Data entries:
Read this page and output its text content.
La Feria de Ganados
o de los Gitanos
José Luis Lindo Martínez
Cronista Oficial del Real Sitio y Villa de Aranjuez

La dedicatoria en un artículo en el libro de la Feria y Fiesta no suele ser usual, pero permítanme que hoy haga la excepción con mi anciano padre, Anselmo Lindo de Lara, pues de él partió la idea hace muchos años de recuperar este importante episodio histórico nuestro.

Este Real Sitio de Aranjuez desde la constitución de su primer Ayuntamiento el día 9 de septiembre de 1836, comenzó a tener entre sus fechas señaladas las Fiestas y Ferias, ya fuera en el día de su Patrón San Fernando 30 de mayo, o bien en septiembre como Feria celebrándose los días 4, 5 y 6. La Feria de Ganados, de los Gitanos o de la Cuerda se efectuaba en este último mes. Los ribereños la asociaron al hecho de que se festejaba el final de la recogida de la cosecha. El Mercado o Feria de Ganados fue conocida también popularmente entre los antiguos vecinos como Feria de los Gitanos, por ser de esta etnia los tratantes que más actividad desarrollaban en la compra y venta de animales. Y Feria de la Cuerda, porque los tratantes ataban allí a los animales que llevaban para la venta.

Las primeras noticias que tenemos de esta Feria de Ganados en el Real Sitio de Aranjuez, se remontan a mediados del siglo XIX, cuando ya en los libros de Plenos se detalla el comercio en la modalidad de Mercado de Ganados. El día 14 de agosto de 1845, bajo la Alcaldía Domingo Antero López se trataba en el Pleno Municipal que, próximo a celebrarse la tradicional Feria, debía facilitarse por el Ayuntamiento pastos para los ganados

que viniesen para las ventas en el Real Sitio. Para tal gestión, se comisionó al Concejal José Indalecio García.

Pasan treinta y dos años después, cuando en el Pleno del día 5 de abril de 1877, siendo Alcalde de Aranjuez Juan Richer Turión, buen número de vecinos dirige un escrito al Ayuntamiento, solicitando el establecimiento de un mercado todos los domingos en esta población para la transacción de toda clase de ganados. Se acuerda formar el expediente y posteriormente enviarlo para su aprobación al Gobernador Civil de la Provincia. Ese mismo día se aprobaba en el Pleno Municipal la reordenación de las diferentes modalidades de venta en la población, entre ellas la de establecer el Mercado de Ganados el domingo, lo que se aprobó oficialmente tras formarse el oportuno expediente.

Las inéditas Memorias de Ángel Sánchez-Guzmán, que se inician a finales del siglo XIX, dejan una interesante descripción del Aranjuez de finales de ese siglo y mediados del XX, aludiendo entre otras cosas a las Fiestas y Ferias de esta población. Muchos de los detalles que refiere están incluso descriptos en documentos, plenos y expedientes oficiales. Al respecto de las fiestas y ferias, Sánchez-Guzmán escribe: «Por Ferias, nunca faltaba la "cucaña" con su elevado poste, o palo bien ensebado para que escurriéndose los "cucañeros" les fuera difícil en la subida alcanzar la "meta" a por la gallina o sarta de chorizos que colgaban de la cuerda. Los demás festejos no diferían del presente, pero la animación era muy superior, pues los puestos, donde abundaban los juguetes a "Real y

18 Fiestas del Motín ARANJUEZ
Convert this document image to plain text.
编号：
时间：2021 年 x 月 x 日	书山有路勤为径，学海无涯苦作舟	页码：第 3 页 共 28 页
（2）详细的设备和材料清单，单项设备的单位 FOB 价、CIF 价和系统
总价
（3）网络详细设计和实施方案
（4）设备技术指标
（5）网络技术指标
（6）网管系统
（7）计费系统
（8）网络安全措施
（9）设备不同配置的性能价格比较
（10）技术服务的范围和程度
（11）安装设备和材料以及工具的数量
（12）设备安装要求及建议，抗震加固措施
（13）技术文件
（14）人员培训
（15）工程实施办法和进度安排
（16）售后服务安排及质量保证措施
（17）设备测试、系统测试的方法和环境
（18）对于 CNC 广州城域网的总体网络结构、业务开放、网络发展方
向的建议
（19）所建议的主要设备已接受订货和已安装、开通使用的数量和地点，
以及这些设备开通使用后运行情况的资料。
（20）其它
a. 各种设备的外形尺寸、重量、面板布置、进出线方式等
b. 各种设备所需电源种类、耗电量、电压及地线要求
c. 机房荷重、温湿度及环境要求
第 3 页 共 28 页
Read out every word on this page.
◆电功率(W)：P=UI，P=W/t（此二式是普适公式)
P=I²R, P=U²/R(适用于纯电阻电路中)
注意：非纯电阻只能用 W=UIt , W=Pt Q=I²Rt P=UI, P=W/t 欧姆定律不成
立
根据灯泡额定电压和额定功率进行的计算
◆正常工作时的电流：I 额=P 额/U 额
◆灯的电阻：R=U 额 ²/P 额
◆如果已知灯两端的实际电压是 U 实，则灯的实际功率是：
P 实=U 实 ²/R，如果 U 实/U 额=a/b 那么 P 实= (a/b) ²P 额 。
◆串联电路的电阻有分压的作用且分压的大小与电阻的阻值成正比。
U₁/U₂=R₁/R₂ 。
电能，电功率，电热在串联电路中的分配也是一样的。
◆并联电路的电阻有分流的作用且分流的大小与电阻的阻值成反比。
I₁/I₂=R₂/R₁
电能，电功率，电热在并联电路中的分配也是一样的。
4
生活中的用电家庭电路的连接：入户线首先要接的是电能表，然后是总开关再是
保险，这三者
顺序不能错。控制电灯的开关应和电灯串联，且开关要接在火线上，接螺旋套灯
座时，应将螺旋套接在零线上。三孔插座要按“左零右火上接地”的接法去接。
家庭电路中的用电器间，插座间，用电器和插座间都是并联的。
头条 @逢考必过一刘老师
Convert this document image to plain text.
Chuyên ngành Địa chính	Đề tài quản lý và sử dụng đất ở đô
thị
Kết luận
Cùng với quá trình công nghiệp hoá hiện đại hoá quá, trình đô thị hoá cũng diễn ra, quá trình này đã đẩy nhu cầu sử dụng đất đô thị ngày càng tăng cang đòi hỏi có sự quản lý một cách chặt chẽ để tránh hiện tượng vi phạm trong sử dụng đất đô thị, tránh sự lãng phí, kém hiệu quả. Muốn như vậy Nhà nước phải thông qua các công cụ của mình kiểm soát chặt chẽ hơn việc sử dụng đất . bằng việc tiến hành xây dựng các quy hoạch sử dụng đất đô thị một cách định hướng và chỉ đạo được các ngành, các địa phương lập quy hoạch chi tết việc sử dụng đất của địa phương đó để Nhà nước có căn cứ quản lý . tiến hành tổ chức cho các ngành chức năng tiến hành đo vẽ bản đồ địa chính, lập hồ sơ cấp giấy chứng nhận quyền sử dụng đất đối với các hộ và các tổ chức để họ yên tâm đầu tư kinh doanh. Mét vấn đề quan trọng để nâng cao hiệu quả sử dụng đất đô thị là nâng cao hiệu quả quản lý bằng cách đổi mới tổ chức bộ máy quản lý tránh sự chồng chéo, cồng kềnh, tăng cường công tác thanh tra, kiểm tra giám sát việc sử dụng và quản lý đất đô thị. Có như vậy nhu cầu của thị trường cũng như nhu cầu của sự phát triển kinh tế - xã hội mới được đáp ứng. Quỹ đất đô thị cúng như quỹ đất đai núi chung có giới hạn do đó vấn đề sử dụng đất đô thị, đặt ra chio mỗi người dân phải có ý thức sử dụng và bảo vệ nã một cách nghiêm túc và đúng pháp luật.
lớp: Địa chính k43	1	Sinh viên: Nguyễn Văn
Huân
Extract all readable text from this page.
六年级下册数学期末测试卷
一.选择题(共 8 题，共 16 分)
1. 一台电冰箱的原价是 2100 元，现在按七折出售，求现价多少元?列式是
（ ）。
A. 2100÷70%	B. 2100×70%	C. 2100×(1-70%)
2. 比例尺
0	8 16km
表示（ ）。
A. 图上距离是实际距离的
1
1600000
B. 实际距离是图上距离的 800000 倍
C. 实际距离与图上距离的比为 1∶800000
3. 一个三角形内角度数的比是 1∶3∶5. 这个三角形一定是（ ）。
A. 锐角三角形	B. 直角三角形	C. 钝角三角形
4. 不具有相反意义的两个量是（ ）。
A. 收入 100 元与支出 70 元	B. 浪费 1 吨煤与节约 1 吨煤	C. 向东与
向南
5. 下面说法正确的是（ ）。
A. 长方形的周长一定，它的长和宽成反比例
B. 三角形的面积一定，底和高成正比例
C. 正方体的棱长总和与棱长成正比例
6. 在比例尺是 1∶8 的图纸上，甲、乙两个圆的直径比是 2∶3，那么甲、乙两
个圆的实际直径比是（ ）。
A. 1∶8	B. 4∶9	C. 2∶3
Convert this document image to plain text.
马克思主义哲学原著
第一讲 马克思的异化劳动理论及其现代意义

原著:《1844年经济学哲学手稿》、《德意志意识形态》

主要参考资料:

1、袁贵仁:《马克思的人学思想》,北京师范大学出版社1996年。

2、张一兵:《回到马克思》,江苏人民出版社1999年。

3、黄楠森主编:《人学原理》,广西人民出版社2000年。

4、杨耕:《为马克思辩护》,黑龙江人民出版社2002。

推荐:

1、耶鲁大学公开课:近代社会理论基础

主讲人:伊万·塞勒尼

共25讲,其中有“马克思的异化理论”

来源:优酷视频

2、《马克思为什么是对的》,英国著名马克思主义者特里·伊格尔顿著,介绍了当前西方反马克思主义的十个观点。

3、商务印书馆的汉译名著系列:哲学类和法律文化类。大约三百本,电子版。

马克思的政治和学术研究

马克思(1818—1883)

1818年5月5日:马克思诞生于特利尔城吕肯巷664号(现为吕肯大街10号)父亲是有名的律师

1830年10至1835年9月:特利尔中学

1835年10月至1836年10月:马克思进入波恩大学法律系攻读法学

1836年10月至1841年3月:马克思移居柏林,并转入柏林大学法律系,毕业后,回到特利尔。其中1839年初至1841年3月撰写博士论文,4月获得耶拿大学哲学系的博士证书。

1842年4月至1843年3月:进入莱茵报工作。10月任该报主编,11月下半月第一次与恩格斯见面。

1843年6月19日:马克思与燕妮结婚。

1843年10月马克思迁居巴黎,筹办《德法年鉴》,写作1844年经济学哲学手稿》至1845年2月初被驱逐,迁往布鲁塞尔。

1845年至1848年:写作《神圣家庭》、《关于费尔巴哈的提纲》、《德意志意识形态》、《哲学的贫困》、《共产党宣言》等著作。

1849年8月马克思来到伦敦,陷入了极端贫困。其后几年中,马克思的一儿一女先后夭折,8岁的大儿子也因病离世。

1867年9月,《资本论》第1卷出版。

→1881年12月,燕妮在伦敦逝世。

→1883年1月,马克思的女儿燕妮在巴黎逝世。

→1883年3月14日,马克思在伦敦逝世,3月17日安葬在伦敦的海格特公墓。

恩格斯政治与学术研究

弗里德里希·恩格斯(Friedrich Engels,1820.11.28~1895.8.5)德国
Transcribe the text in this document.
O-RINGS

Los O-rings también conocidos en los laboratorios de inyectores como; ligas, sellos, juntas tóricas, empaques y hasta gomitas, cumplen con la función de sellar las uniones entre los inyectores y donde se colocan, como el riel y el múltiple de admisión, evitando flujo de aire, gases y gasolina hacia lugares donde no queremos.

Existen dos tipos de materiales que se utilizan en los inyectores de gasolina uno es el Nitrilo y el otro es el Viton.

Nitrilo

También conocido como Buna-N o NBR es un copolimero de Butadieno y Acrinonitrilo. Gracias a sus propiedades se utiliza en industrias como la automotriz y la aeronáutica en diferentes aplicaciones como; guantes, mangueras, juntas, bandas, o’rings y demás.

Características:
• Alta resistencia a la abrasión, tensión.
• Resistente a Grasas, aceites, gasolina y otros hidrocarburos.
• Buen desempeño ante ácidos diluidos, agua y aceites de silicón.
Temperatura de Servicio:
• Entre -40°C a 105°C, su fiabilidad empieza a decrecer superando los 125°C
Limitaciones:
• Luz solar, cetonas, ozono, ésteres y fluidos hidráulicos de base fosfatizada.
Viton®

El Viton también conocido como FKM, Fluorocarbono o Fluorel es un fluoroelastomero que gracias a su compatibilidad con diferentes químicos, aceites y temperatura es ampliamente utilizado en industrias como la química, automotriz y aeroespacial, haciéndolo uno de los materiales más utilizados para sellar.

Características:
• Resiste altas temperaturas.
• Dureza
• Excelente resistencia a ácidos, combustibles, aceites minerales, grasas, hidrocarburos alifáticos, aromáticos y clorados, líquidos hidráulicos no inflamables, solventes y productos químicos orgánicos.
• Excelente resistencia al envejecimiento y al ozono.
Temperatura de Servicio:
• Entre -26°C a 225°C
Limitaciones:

WORK TO BE COMPLETED: Show all lines from the listing above in which "pero" appears.

WRITTEN REPLY:
La dedicatoria en un artículo en el libro de la Feria y Fiesta no suele ser usual, pero permítanme que hoy haga la excepción con mi anciano padre, Anselmo Lindo de Lara, pues de él partió la idea hace muchos años de recuperar este importante episodio histórico nuestro.
Las inéditas Memorias de Ángel Sánchez-Guzmán, que se inician a finales del siglo XIX, dejan una interesante descripción del Aranjuez de finales de ese siglo y mediados del XX, aludiendo entre otras cosas a las Fiestas y Ferias de esta población. Muchos de los detalles que refiere están incluso descriptos en documentos, plenos y expedientes oficiales. Al respecto de las fiestas y ferias, Sánchez-Guzmán escribe: «Por Ferias, nunca faltaba la "cucaña" con su elevado poste, o palo bien ensebado para que escurriéndose los "cucañeros" les fuera difícil en la subida alcanzar la "meta" a por la gallina o sarta de chorizos que colgaban de la cuerda. Los demás festejos no diferían del presente, pero la animación era muy superior, pues los puestos, donde abundaban los juguetes a "Real y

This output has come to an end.